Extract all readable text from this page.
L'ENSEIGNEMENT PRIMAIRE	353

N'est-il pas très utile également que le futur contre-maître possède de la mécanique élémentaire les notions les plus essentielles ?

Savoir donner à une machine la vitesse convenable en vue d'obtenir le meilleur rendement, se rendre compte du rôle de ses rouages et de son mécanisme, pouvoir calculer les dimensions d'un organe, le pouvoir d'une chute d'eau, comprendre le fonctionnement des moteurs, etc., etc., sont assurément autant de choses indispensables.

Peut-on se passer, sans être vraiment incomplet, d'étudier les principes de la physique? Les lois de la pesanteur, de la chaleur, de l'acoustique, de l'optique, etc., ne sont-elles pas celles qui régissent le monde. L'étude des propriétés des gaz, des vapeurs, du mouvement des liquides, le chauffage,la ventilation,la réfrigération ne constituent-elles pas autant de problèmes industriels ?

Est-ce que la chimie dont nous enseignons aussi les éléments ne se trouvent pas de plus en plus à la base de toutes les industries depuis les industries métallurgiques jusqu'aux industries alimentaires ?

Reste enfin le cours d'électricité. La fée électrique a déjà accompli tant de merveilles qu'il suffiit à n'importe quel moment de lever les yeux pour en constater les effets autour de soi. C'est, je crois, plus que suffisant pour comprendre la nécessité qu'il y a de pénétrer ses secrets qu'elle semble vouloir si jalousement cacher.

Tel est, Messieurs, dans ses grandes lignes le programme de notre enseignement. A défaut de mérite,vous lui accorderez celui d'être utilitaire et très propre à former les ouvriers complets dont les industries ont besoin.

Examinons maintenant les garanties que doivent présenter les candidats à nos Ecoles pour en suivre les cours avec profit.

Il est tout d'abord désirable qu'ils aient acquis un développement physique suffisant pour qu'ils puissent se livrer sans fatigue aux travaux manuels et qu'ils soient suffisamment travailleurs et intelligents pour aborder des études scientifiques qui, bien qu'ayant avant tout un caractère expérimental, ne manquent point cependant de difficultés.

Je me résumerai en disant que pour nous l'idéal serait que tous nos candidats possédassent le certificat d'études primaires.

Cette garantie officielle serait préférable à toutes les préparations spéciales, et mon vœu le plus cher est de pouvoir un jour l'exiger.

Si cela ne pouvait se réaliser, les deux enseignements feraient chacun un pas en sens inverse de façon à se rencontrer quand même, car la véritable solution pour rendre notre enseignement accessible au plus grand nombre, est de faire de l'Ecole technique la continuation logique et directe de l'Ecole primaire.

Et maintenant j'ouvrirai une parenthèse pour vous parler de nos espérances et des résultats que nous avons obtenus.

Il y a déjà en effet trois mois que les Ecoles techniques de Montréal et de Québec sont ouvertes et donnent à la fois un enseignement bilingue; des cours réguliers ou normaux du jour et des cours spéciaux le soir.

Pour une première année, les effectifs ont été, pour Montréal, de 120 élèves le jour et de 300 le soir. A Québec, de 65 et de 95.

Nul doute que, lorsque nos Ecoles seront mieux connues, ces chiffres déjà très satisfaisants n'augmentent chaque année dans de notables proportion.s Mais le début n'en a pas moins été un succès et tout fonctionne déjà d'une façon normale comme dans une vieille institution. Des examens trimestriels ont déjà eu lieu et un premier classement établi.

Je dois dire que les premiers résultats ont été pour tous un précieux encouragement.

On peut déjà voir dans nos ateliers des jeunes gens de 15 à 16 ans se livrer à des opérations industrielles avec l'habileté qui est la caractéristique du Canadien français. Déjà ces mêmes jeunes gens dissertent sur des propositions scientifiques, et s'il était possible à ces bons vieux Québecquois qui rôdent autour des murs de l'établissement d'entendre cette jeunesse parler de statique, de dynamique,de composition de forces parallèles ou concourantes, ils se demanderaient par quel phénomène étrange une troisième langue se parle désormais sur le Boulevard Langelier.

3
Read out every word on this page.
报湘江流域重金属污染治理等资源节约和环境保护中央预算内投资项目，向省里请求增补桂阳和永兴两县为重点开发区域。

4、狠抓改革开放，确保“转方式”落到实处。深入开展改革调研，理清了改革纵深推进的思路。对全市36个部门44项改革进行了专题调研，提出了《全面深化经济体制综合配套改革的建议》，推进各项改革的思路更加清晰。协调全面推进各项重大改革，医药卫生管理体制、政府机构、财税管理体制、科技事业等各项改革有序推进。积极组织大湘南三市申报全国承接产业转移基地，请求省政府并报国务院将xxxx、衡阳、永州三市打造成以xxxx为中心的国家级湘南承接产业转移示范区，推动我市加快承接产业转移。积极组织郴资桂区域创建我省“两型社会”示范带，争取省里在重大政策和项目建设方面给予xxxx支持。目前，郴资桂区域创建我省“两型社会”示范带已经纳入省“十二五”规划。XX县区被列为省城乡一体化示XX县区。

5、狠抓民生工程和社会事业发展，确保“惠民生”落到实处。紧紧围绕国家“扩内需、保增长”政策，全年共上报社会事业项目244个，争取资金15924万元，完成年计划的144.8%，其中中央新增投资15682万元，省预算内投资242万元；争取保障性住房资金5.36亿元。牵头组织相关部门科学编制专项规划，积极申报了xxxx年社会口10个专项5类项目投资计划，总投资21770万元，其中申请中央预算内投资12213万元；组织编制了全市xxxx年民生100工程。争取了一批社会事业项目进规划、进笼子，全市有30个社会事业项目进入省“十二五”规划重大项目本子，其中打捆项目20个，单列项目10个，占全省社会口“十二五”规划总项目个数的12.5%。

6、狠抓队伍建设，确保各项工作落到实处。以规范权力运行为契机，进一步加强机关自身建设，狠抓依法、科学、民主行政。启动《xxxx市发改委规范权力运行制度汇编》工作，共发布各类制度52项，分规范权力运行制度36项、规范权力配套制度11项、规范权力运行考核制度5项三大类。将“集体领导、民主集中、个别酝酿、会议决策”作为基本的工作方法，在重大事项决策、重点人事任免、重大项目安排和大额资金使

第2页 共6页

= WHAT THIS TASK INVOLVES =
Find and copy every line in the entries above where the string "tous" occurs.

= CORRECT ANSWER =
Je me résumerai en disant que pour nous l'idéal serait que tous nos candidats possédassent le certificat d'études primaires.
Je dois dire que les premiers résultats ont été pour tous un précieux encouragement.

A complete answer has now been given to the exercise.